• [Prompt]
Wherever the string "Sızıntısı" occurs in a line of these records, report that line.

------ Entries supplied

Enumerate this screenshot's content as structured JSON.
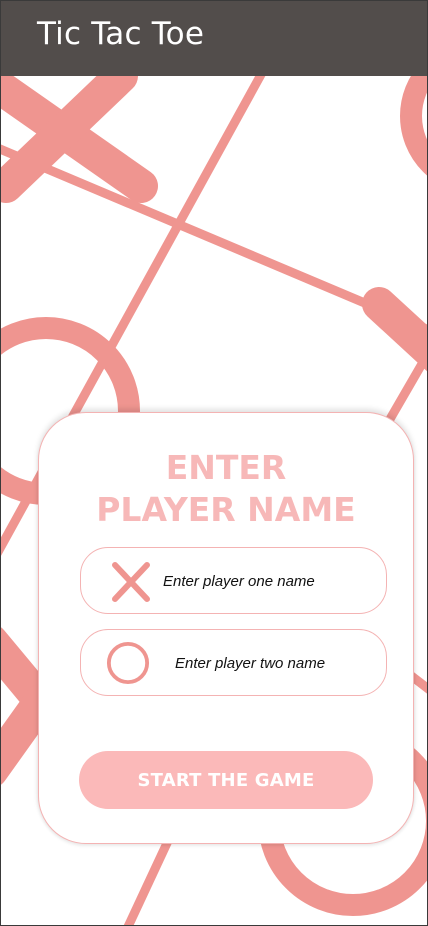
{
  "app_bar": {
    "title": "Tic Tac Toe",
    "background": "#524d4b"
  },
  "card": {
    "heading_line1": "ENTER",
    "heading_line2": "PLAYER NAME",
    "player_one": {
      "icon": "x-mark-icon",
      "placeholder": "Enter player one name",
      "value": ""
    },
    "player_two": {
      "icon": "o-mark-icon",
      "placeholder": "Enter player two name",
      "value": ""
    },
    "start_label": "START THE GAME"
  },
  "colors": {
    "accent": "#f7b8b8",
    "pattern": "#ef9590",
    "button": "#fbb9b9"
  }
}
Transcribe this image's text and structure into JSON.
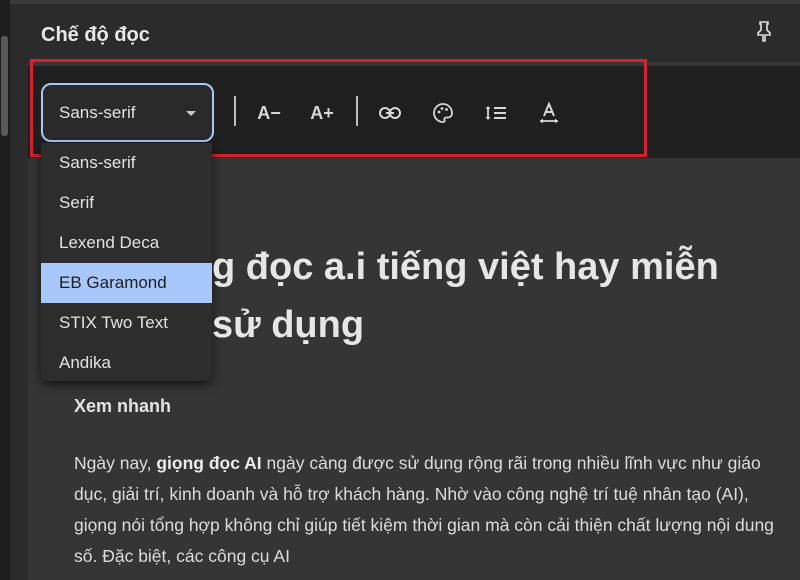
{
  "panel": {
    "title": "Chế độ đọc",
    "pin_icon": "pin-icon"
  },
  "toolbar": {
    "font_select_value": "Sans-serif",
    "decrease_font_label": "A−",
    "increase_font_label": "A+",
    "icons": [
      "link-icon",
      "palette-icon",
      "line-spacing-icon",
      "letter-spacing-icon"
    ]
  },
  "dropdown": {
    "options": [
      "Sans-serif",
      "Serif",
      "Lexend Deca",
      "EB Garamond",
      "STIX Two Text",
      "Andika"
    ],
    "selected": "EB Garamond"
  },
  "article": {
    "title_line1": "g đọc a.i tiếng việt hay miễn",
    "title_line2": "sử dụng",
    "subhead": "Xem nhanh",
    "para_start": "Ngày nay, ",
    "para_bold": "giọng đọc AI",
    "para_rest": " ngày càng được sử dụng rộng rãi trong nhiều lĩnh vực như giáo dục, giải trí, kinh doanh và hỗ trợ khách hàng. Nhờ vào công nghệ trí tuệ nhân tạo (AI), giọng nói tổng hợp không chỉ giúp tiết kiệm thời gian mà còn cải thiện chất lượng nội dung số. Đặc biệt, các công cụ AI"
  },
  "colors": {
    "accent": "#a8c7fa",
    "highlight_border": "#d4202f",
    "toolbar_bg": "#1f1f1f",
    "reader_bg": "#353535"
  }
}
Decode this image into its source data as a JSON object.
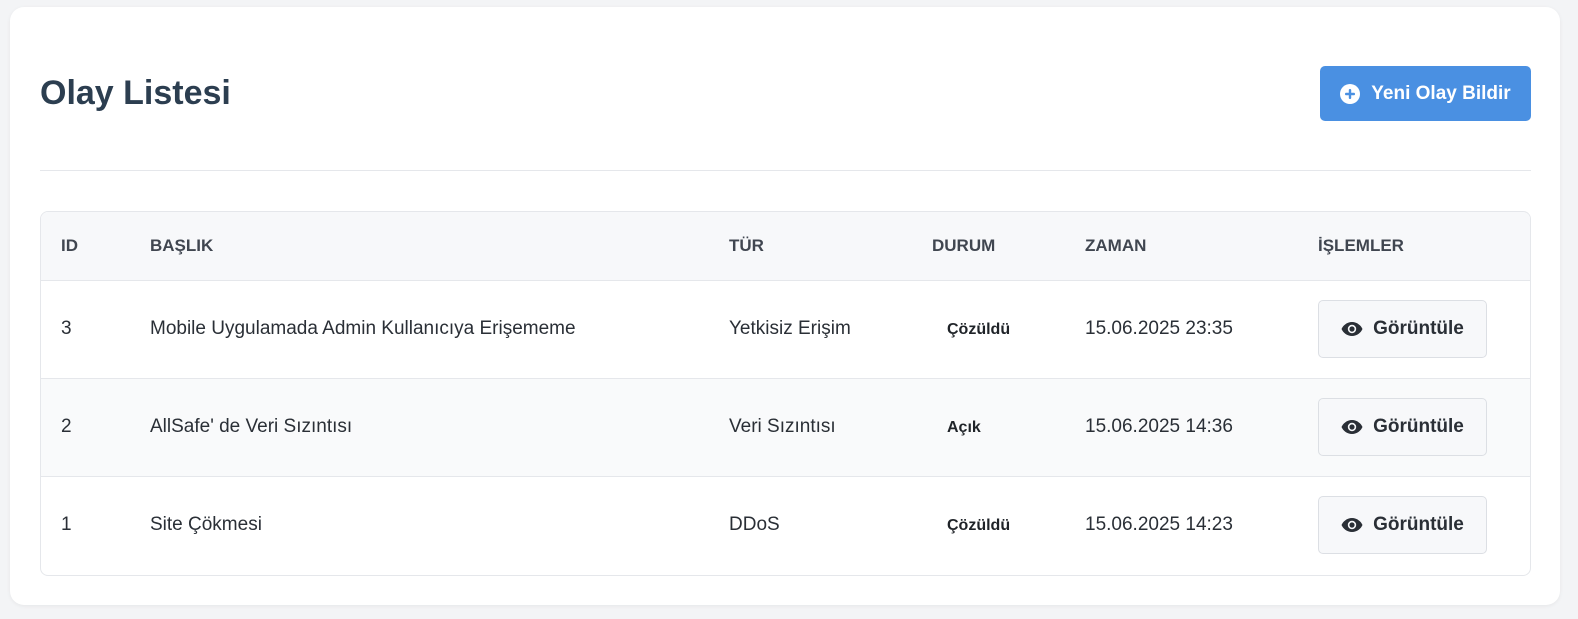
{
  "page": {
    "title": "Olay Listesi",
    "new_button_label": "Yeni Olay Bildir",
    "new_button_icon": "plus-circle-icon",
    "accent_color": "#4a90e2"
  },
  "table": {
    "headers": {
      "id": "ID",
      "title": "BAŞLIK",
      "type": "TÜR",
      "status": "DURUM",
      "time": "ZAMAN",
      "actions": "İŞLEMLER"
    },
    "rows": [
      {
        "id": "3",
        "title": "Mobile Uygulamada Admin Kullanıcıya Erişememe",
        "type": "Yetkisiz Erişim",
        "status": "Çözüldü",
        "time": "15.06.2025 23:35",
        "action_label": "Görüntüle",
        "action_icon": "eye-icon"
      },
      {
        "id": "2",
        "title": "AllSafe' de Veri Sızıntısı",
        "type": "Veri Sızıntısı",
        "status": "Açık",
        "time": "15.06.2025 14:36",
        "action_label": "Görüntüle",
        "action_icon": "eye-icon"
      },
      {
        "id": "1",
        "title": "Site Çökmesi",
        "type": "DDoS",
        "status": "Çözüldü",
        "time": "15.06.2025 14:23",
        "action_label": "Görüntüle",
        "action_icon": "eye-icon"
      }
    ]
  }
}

------------

• [Complete answer]
        "title": "AllSafe' de Veri Sızıntısı",
        "type": "Veri Sızıntısı",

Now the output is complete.